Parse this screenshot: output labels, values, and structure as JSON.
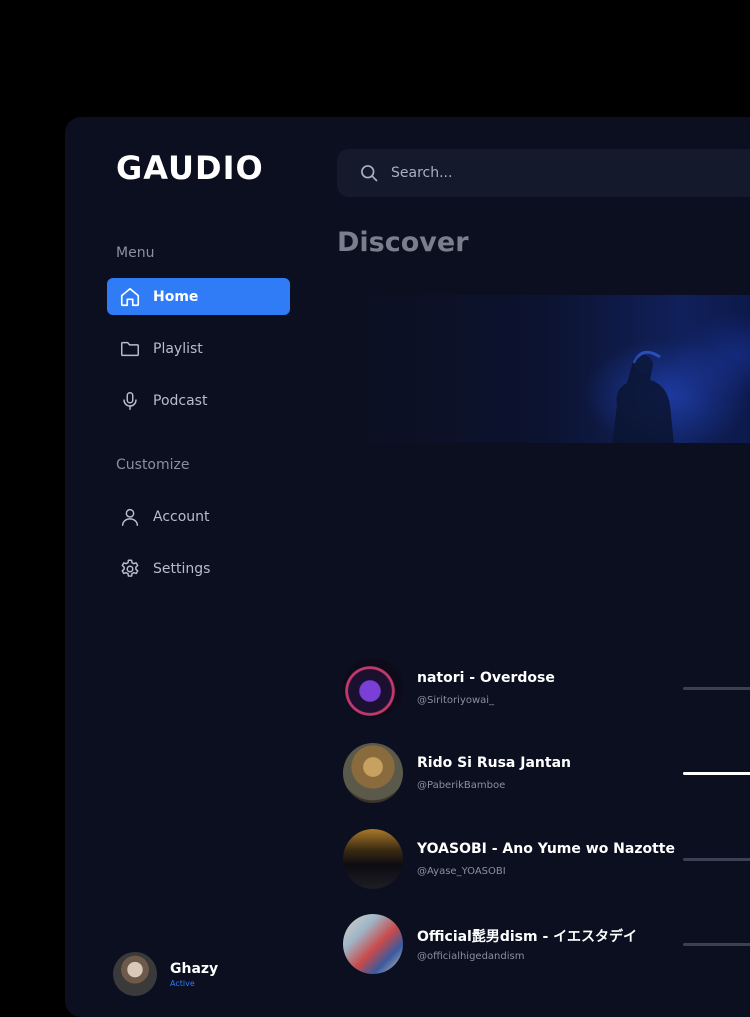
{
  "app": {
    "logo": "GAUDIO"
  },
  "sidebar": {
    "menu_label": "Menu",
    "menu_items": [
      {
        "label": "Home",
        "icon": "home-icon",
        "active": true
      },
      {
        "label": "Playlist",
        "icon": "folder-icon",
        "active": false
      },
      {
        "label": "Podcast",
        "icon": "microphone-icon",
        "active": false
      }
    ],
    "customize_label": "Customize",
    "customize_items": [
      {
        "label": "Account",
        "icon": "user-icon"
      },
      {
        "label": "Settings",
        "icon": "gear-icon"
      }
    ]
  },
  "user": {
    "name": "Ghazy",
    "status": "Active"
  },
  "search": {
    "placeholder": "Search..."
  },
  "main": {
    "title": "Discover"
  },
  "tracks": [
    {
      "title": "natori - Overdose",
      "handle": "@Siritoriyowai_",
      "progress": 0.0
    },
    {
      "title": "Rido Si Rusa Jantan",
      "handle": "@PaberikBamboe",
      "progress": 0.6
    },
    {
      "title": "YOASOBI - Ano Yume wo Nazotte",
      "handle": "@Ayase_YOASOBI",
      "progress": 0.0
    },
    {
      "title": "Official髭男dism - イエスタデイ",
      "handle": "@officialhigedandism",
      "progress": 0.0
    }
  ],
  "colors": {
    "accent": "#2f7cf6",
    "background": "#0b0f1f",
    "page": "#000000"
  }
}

******************************

_Exercise brief_: Copy out the data above exactly, except the pictures.

_Full solution_:
Parse this screenshot: output labels, values, and structure as JSON.
{
  "app": {
    "logo": "GAUDIO"
  },
  "sidebar": {
    "menu_label": "Menu",
    "menu_items": [
      {
        "label": "Home",
        "icon": "home-icon",
        "active": true
      },
      {
        "label": "Playlist",
        "icon": "folder-icon",
        "active": false
      },
      {
        "label": "Podcast",
        "icon": "microphone-icon",
        "active": false
      }
    ],
    "customize_label": "Customize",
    "customize_items": [
      {
        "label": "Account",
        "icon": "user-icon"
      },
      {
        "label": "Settings",
        "icon": "gear-icon"
      }
    ]
  },
  "user": {
    "name": "Ghazy",
    "status": "Active"
  },
  "search": {
    "placeholder": "Search..."
  },
  "main": {
    "title": "Discover"
  },
  "tracks": [
    {
      "title": "natori - Overdose",
      "handle": "@Siritoriyowai_",
      "progress": 0.0
    },
    {
      "title": "Rido Si Rusa Jantan",
      "handle": "@PaberikBamboe",
      "progress": 0.6
    },
    {
      "title": "YOASOBI - Ano Yume wo Nazotte",
      "handle": "@Ayase_YOASOBI",
      "progress": 0.0
    },
    {
      "title": "Official髭男dism - イエスタデイ",
      "handle": "@officialhigedandism",
      "progress": 0.0
    }
  ],
  "colors": {
    "accent": "#2f7cf6",
    "background": "#0b0f1f",
    "page": "#000000"
  }
}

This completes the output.